**Goal of the exercise**
Retype every entry below word for word, leaving out the pictures.

[Start Rows]

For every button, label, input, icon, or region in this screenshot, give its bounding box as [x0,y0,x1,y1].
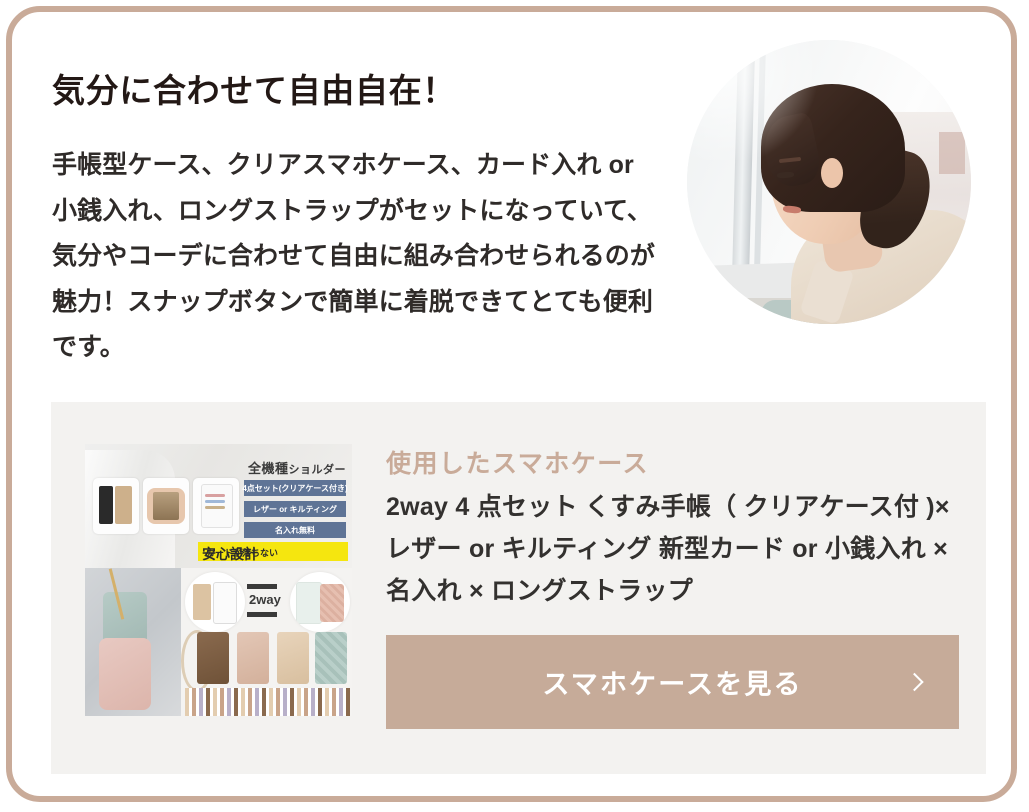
thumb-highlight-band: カードが落ちない安心設計 [198,542,348,561]
thumb-badge-0: 4点セット(クリアケース付き) [244,480,346,496]
thumb-mini-2 [143,478,189,534]
portrait-photo [687,40,971,324]
page-title: 気分に合わせて自由自在！ [52,70,692,111]
mini-phone [99,486,113,524]
thumb-color-swatch-3 [277,632,309,684]
product-eyebrow: 使用したスマホケース [386,444,649,480]
thumb-color-swatch-1 [197,632,229,684]
view-phone-case-button[interactable]: スマホケースを見る [386,635,959,729]
thumb-color-swatch-2 [237,632,269,684]
product-panel: 全機種ショルダー 4点セット(クリアケース付き) レザー or キルティング 名… [51,402,986,774]
mini-stripe-1 [205,494,225,497]
promo-card: 気分に合わせて自由自在！ 手帳型ケース、クリアスマホケース、カード入れ or 小… [6,6,1017,802]
thumb-badge-1: レザー or キルティング [244,501,346,517]
mini-wallet [115,486,132,524]
thumb-arrow-left-icon [247,584,277,589]
chevron-right-icon [906,675,921,690]
thumb-strap-variants [185,688,350,716]
thumb-mini-1 [93,478,139,534]
product-title: 2way 4 点セット くすみ手帳（ クリアケース付 )× レザー or キルテ… [386,486,966,612]
background-building-accent [939,132,965,174]
thumb-mini-3 [193,478,239,534]
mini-card [153,492,179,520]
thumb-bubble-1 [185,572,245,632]
intro-description: 手帳型ケース、クリアスマホケース、カード入れ or 小銭入れ、ロングストラップが… [52,143,664,371]
thumb-title: 全機種ショルダー [248,458,346,477]
model-ear [821,158,843,188]
thumb-model-photo [85,568,181,716]
thumb-color-swatch-4 [315,632,347,684]
thumb-arrow-right-icon [247,612,277,617]
thumb-badge-2: 名入れ無料 [244,522,346,538]
thumb-title-sub: ショルダー [289,464,347,476]
mini-stripe-2 [205,500,225,503]
product-thumbnail[interactable]: 全機種ショルダー 4点セット(クリアケース付き) レザー or キルティング 名… [85,444,352,716]
thumb-highlight-prefix: カードが落ちない [206,546,278,559]
thumb-highlight-text: カードが落ちない安心設計 [202,544,258,564]
thumb-mode-label: 2way [249,592,281,607]
view-phone-case-label: スマホケースを見る [386,663,959,702]
mini-stripe-3 [205,506,225,509]
thumb-title-main: 全機種 [248,461,289,476]
thumb-bubble-2 [290,572,350,632]
window-glare [687,40,827,160]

[End Rows]

**Reply to the exercise**
For every button, label, input, icon, or region in this screenshot, give its bounding box as [x0,y0,x1,y1].
thumb-highlight-band: カードが落ちない安心設計 [198,542,348,561]
thumb-badge-0: 4点セット(クリアケース付き) [244,480,346,496]
thumb-mini-2 [143,478,189,534]
portrait-photo [687,40,971,324]
page-title: 気分に合わせて自由自在！ [52,70,692,111]
mini-phone [99,486,113,524]
thumb-color-swatch-3 [277,632,309,684]
product-eyebrow: 使用したスマホケース [386,444,649,480]
thumb-color-swatch-1 [197,632,229,684]
view-phone-case-button[interactable]: スマホケースを見る [386,635,959,729]
thumb-color-swatch-2 [237,632,269,684]
product-panel: 全機種ショルダー 4点セット(クリアケース付き) レザー or キルティング 名… [51,402,986,774]
mini-stripe-1 [205,494,225,497]
promo-card: 気分に合わせて自由自在！ 手帳型ケース、クリアスマホケース、カード入れ or 小… [6,6,1017,802]
thumb-badge-1: レザー or キルティング [244,501,346,517]
mini-wallet [115,486,132,524]
thumb-arrow-left-icon [247,584,277,589]
chevron-right-icon [906,675,921,690]
thumb-strap-variants [185,688,350,716]
thumb-mini-1 [93,478,139,534]
product-title: 2way 4 点セット くすみ手帳（ クリアケース付 )× レザー or キルテ… [386,486,966,612]
background-building-accent [939,132,965,174]
thumb-mini-3 [193,478,239,534]
mini-card [153,492,179,520]
thumb-bubble-1 [185,572,245,632]
intro-description: 手帳型ケース、クリアスマホケース、カード入れ or 小銭入れ、ロングストラップが… [52,143,664,371]
thumb-title: 全機種ショルダー [248,458,346,477]
model-ear [821,158,843,188]
thumb-model-photo [85,568,181,716]
thumb-color-swatch-4 [315,632,347,684]
thumb-arrow-right-icon [247,612,277,617]
thumb-badge-2: 名入れ無料 [244,522,346,538]
thumb-title-sub: ショルダー [289,464,347,476]
mini-stripe-2 [205,500,225,503]
product-thumbnail[interactable]: 全機種ショルダー 4点セット(クリアケース付き) レザー or キルティング 名… [85,444,352,716]
thumb-highlight-prefix: カードが落ちない [206,546,278,559]
thumb-highlight-text: カードが落ちない安心設計 [202,544,258,564]
thumb-mode-label: 2way [249,592,281,607]
view-phone-case-label: スマホケースを見る [386,663,959,702]
mini-stripe-3 [205,506,225,509]
thumb-title-main: 全機種 [248,461,289,476]
thumb-bubble-2 [290,572,350,632]
window-glare [687,40,827,160]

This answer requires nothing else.